#### WHAT TO DO
The records below hold pictures; please leave those out and retype the rest exactly.

#### TASK INPUT

__________________________________________________

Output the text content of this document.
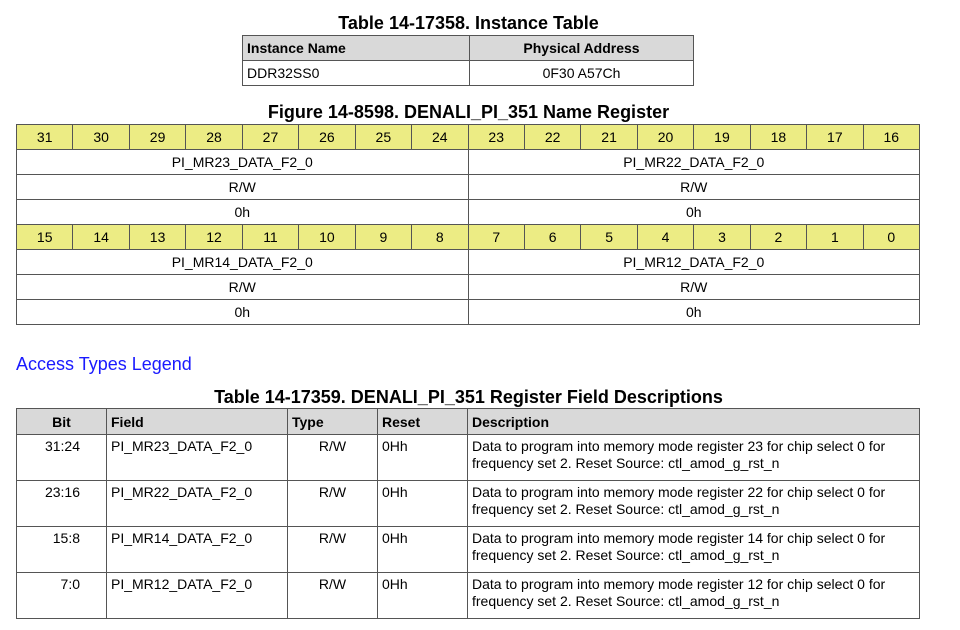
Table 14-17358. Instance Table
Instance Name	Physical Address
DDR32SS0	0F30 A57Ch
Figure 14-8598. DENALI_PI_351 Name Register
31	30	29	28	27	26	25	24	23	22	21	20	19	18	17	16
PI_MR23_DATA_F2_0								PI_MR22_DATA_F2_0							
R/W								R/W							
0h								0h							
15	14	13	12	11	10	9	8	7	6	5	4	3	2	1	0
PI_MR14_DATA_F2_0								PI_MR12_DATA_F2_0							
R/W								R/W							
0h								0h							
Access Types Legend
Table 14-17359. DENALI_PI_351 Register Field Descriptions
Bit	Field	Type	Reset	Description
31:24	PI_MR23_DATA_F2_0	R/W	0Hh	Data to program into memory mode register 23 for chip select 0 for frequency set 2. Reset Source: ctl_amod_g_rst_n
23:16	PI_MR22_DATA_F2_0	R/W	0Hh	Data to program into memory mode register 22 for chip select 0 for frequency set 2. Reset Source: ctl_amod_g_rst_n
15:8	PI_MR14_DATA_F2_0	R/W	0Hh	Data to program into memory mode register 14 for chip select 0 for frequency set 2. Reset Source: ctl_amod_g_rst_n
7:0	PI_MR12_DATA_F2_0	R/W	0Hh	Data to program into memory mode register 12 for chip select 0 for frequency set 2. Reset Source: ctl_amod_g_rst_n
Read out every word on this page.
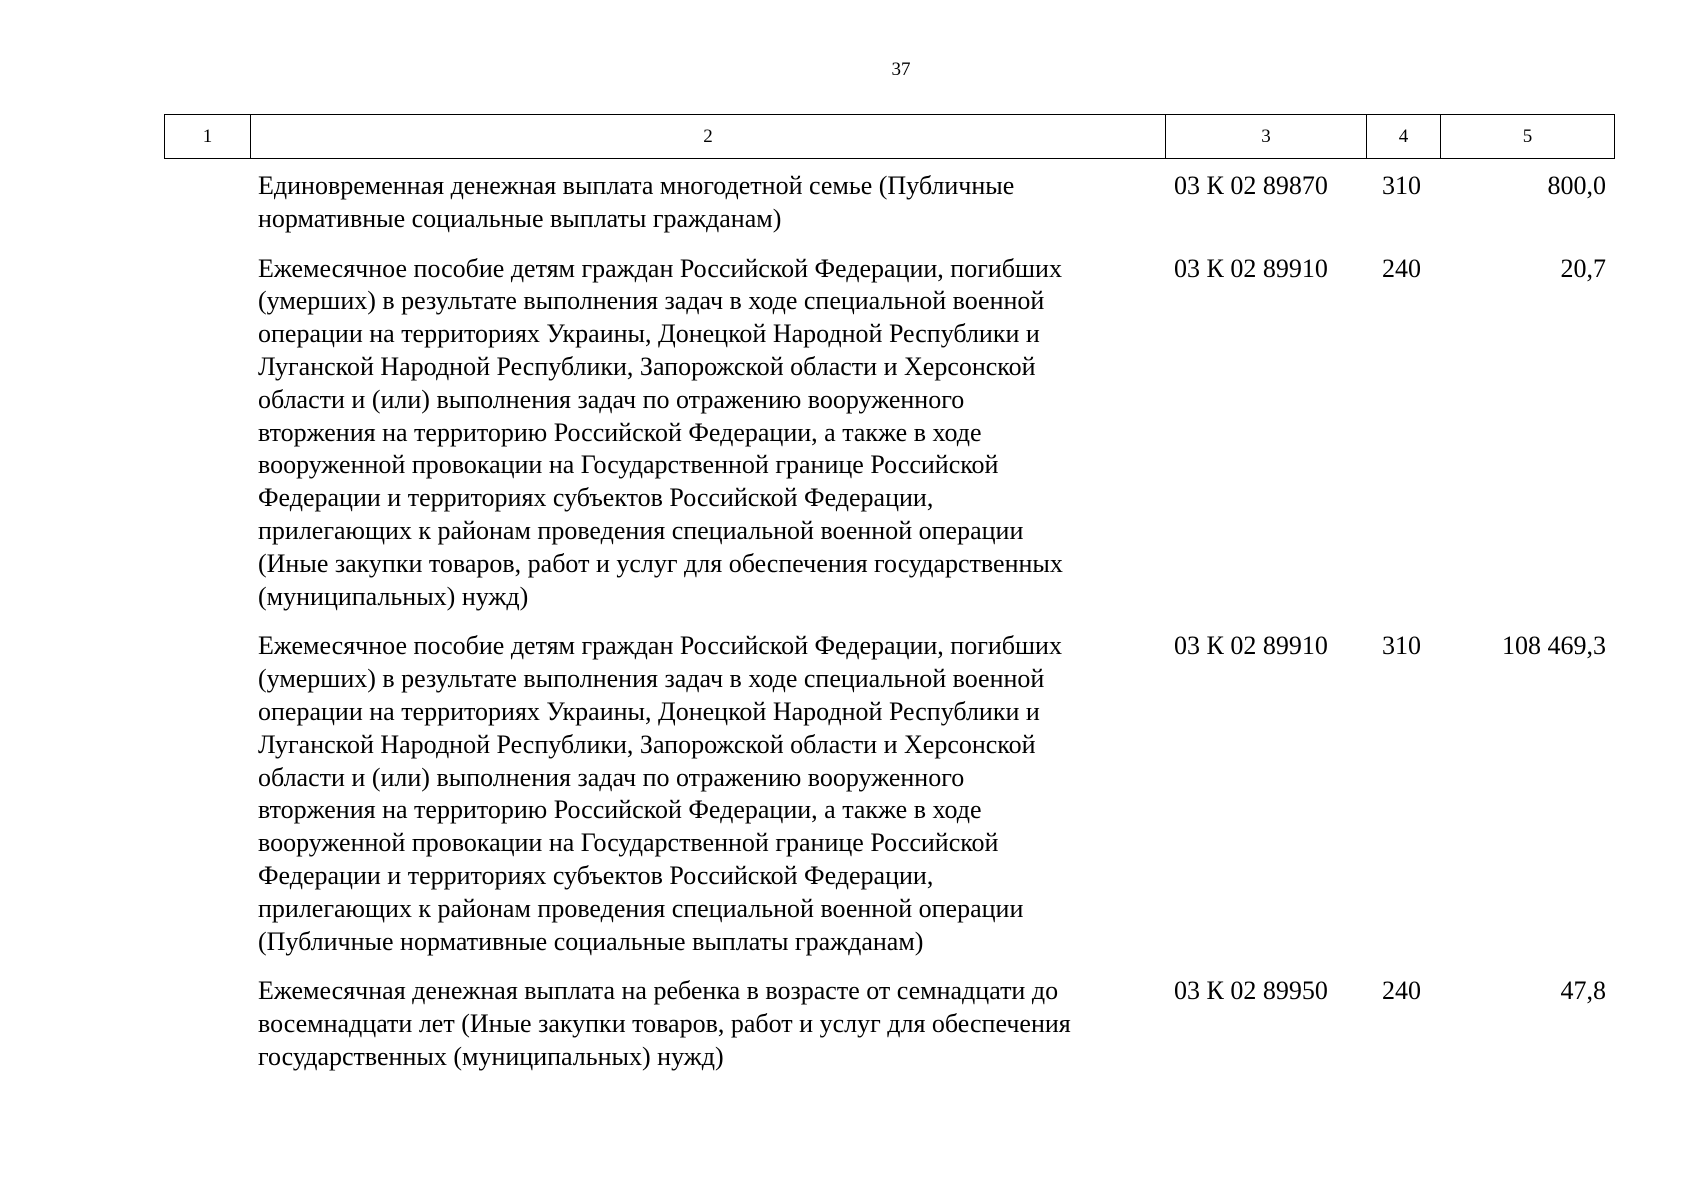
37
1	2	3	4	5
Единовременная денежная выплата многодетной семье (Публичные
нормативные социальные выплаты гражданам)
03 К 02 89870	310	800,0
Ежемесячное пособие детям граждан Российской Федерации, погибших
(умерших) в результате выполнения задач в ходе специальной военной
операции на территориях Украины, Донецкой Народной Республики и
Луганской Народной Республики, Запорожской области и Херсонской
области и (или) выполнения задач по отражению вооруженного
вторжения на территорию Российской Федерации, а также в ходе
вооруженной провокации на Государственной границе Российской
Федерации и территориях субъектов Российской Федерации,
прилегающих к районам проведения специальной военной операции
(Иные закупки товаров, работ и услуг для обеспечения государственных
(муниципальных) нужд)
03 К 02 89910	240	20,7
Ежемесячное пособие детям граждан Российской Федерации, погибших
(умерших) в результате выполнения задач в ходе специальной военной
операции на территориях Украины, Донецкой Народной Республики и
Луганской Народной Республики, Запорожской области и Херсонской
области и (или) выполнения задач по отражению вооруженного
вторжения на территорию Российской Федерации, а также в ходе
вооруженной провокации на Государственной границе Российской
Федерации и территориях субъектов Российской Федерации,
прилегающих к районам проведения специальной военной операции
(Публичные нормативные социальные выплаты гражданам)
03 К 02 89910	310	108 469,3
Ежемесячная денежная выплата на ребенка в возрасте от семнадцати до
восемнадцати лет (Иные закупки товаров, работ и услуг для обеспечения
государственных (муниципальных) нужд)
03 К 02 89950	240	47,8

__________________________________________________

#### EXERCISE SOLUTION
Output the text content of this document.
Table 14-17358. Instance Table
Instance Name	Physical Address
DDR32SS0	0F30 A57Ch
Figure 14-8598. DENALI_PI_351 Name Register
31	30	29	28	27	26	25	24	23	22	21	20	19	18	17	16
PI_MR23_DATA_F2_0								PI_MR22_DATA_F2_0							
R/W								R/W							
0h								0h							
15	14	13	12	11	10	9	8	7	6	5	4	3	2	1	0
PI_MR14_DATA_F2_0								PI_MR12_DATA_F2_0							
R/W								R/W							
0h								0h							
Access Types Legend
Table 14-17359. DENALI_PI_351 Register Field Descriptions
Bit	Field	Type	Reset	Description
31:24	PI_MR23_DATA_F2_0	R/W	0Hh	Data to program into memory mode register 23 for chip select 0 for frequency set 2. Reset Source: ctl_amod_g_rst_n
23:16	PI_MR22_DATA_F2_0	R/W	0Hh	Data to program into memory mode register 22 for chip select 0 for frequency set 2. Reset Source: ctl_amod_g_rst_n
15:8	PI_MR14_DATA_F2_0	R/W	0Hh	Data to program into memory mode register 14 for chip select 0 for frequency set 2. Reset Source: ctl_amod_g_rst_n
7:0	PI_MR12_DATA_F2_0	R/W	0Hh	Data to program into memory mode register 12 for chip select 0 for frequency set 2. Reset Source: ctl_amod_g_rst_n
Read out every word on this page.
37
1	2	3	4	5
Единовременная денежная выплата многодетной семье (Публичные
нормативные социальные выплаты гражданам)
03 К 02 89870	310	800,0
Ежемесячное пособие детям граждан Российской Федерации, погибших
(умерших) в результате выполнения задач в ходе специальной военной
операции на территориях Украины, Донецкой Народной Республики и
Луганской Народной Республики, Запорожской области и Херсонской
области и (или) выполнения задач по отражению вооруженного
вторжения на территорию Российской Федерации, а также в ходе
вооруженной провокации на Государственной границе Российской
Федерации и территориях субъектов Российской Федерации,
прилегающих к районам проведения специальной военной операции
(Иные закупки товаров, работ и услуг для обеспечения государственных
(муниципальных) нужд)
03 К 02 89910	240	20,7
Ежемесячное пособие детям граждан Российской Федерации, погибших
(умерших) в результате выполнения задач в ходе специальной военной
операции на территориях Украины, Донецкой Народной Республики и
Луганской Народной Республики, Запорожской области и Херсонской
области и (или) выполнения задач по отражению вооруженного
вторжения на территорию Российской Федерации, а также в ходе
вооруженной провокации на Государственной границе Российской
Федерации и территориях субъектов Российской Федерации,
прилегающих к районам проведения специальной военной операции
(Публичные нормативные социальные выплаты гражданам)
03 К 02 89910	310	108 469,3
Ежемесячная денежная выплата на ребенка в возрасте от семнадцати до
восемнадцати лет (Иные закупки товаров, работ и услуг для обеспечения
государственных (муниципальных) нужд)
03 К 02 89950	240	47,8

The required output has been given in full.